◆ Énoncé a: Transcrivez sans modification les lignes des enregistrements situées entre celle qui contient « body-text bbox=[86, 136, 526, 663] » et celle qui contient « chapter-title-line-2: и глубже », ces deux lignes incluses.

* * * *

Bonaparte lit les affiches, les proclamations, les libelles qui annonceront à la population le changement de gouvernement.

Demain, 18 brumaire an VIII, il joue sa vie.

Et le destin de la nation.

37.

Ce jour, 18 brumaire an VIII (9 novembre 1799), est celui du premier acte.

Place de la Concorde, face au Palais-Bourbon et aux Tuileries, les dragons du général Sebastiani et les chasseurs du général Murat ont pris position dans l’aube glacée.

Des pièces d’artillerie sont en batterie. Les servants battent la semelle, tentent de se réchauffer.

Les fenêtres des Tuileries sont éclairées depuis quelques heures déjà. Les députés des Anciens ont été convoqués au milieu de la nuit.

Ils ont vu les troupes, cette masse noire enveloppée par l’haleine des chevaux, et fendue, par moments, ici et là, par l’éclat des baïonnettes. Un des inspecteurs du Directoire leur a lu un rapport effrayant : on menace la République. Une journée sanglante se prépare. Les observateurs de police signalent des conciliabules, des rassemblements.

« L’embrasement va devenir général. La République aura existé et son squelette sera dans la main des vautours. »

Tout est imprécis. Mais les Anciens se souviennent des journées révolutionnaires, des têtes brandies au bout des piques.

Il faut sauver le pays des vautours et protéger leur vie.

On vote par acclamation un décret en cinq parties. Le Corps législatif sera transféré à Saint-Cloud. Bonaparte est nommé commandant de la 17e division.

« Il prendra toutes les mesures nécessaires pour la sûreté de la représentation nationale. Il devra se présenter devant le Conseil des Anciens pour prêter serment. »

* * * *

◆ Énoncé b: Reproduisez mot pour mot le passage de l'extrait sur le 18 brumaire compris entre « Demain, 18 brumaire » et « de la nuit. », bornes incluses.

◆ Données de la tâche:
* * * *

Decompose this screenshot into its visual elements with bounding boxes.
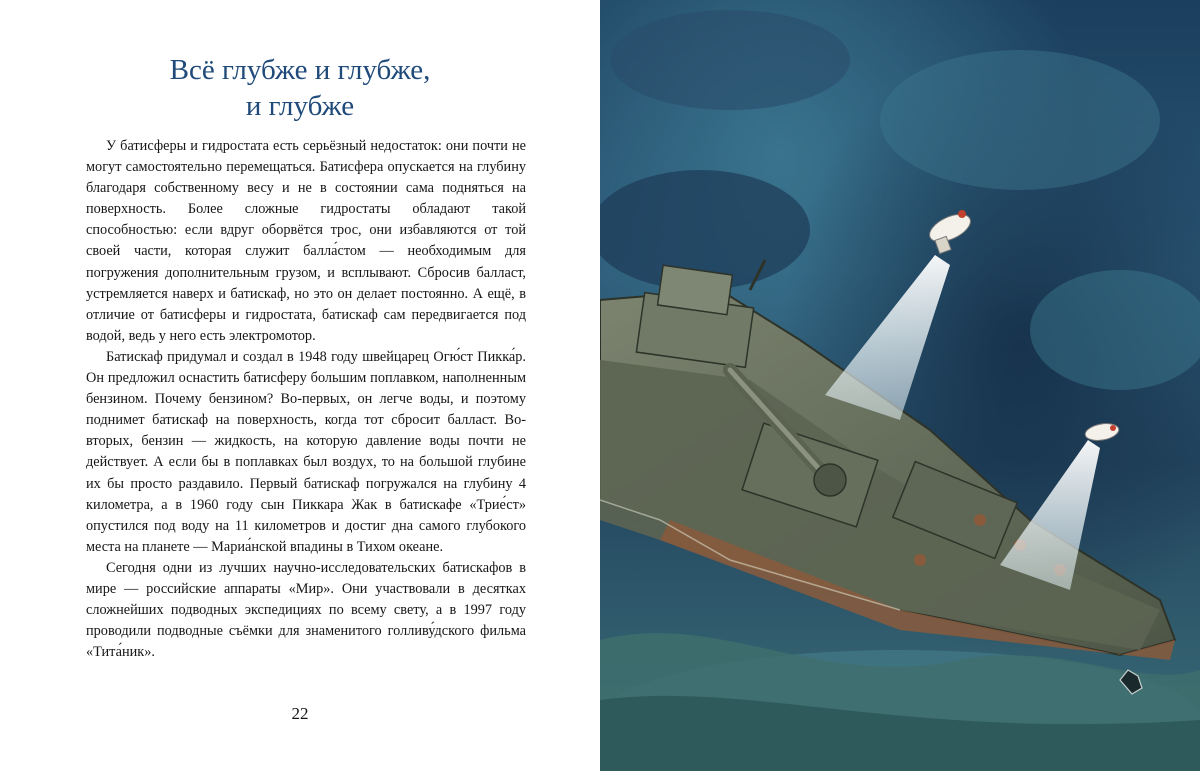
body-text bbox=[86, 136, 526, 663]
paragraph-1: У батисферы и гидростата есть серьёзный недостаток: они почти не могут самостоятельно перемещаться. Батисфера опускается на глубину благодаря собственному весу и не в состоянии сама подняться на поверхность. Более сложные гидростаты обладают такой способностью: если вдруг оборвётся трос, они избавляются от той своей части, которая служит балла́стом — необходимым для погружения дополнительным грузом, и всплывают. Сбросив балласт, устремляется наверх и батискаф, но это он делает постоянно. А ещё, в отличие от батисферы и гидростата, батискаф сам передвигается под водой, ведь у него есть электромотор. bbox=[86, 138, 526, 344]
shipwreck-illustration bbox=[600, 0, 1200, 771]
chapter-title-line-2: и глубже bbox=[245, 90, 355, 122]
illustration-page bbox=[600, 0, 1200, 771]
paragraph-2: Батискаф придумал и создал в 1948 году швейцарец Огю́ст Пикка́р. Он предложил оснастить батисферу большим поплавком, наполненным бензином. Почему бензином? Во-первых, он легче воды, и поэтому поднимет батискаф на поверхность, когда тот сбросит балласт. Во-вторых, бензин — жидкость, на которую давление воды почти не действует. А если бы в поплавках был воздух, то на большой глубине их бы просто раздавило. Первый батискаф погружался на глубину 4 километра, а в 1960 году сын Пиккара Жак в батискафе «Трие́ст» опустился под воду на 11 километров и достиг дна самого глубокого места на планете — Мариа́нской впадины в Тихом океане. bbox=[86, 348, 526, 555]
chapter-title-line-1: Всё глубже и глубже, bbox=[169, 54, 431, 86]
chapter-title bbox=[0, 52, 600, 124]
paragraph-3: Сегодня одни из лучших научно-исследовательских батискафов в мире — российские аппараты «Мир». Они участвовали в десятках сложнейших подводных экспедициях по всему свету, а в 1997 году проводили подводные съёмки для знаменитого голливу́дского фильма «Тита́ник». bbox=[86, 559, 526, 661]
page-number: 22 bbox=[291, 704, 309, 723]
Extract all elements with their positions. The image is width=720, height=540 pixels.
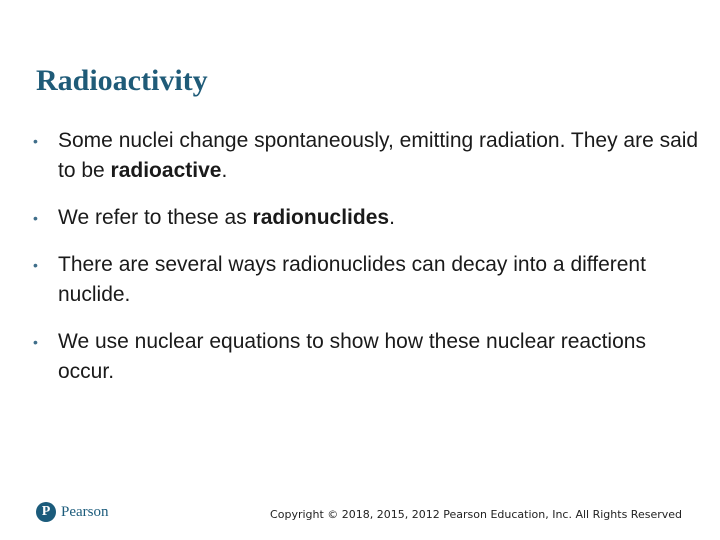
pearson-logo-text: Pearson <box>61 503 109 520</box>
bullet-text: We refer to these as <box>58 206 253 229</box>
bullet-item <box>33 327 703 387</box>
bullet-text: There are several ways radionuclides can decay into a different nuclide. <box>58 253 646 306</box>
copyright-notice: Copyright © 2018, 2015, 2012 Pearson Education, Inc. All Rights Reserved <box>270 508 682 521</box>
bullet-list <box>33 126 703 404</box>
bullet-text: We use nuclear equations to show how these nuclear reactions occur. <box>58 330 646 383</box>
slide-title: Radioactivity <box>36 64 208 97</box>
bullet-emphasis: radioactive <box>110 159 222 182</box>
bullet-item <box>33 203 703 233</box>
bullet-item <box>33 250 703 310</box>
bullet-text-end: . <box>221 159 228 182</box>
bullet-item <box>33 126 703 186</box>
bullet-emphasis: radionuclides <box>252 206 390 229</box>
pearson-logo <box>36 502 109 522</box>
bullet-icon: • <box>33 133 38 149</box>
bullet-icon: • <box>33 210 38 226</box>
bullet-text-end: . <box>389 206 395 229</box>
bullet-text: Some nuclei change spontaneously, emitting radiation. They are said to be <box>58 129 699 182</box>
pearson-logo-icon: P <box>36 502 56 522</box>
bullet-icon: • <box>33 334 38 350</box>
bullet-icon: • <box>33 257 38 273</box>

* * * *

◆ Réponse a:
body-text bbox=[86, 136, 526, 663]
paragraph-1: У батисферы и гидростата есть серьёзный недостаток: они почти не могут самостоятельно перемещаться. Батисфера опускается на глубину благодаря собственному весу и не в состоянии сама подняться на поверхность. Более сложные гидростаты обладают такой способностью: если вдруг оборвётся трос, они избавляются от той своей части, которая служит балла́стом — необходимым для погружения дополнительным грузом, и всплывают. Сбросив балласт, устремляется наверх и батискаф, но это он делает постоянно. А ещё, в отличие от батисферы и гидростата, батискаф сам передвигается под водой, ведь у него есть электромотор. bbox=[86, 138, 526, 344]
shipwreck-illustration bbox=[600, 0, 1200, 771]
chapter-title-line-2: и глубже bbox=[245, 90, 355, 122]

◆ Réponse b:
Demain, 18 brumaire an VIII, il joue sa vie.

Et le destin de la nation.

37.

Ce jour, 18 brumaire an VIII (9 novembre 1799), est celui du premier acte.

Place de la Concorde, face au Palais-Bourbon et aux Tuileries, les dragons du général Sebastiani et les chasseurs du général Murat ont pris position dans l’aube glacée.

Des pièces d’artillerie sont en batterie. Les servants battent la semelle, tentent de se réchauffer.

Les fenêtres des Tuileries sont éclairées depuis quelques heures déjà. Les députés des Anciens ont été convoqués au milieu de la nuit.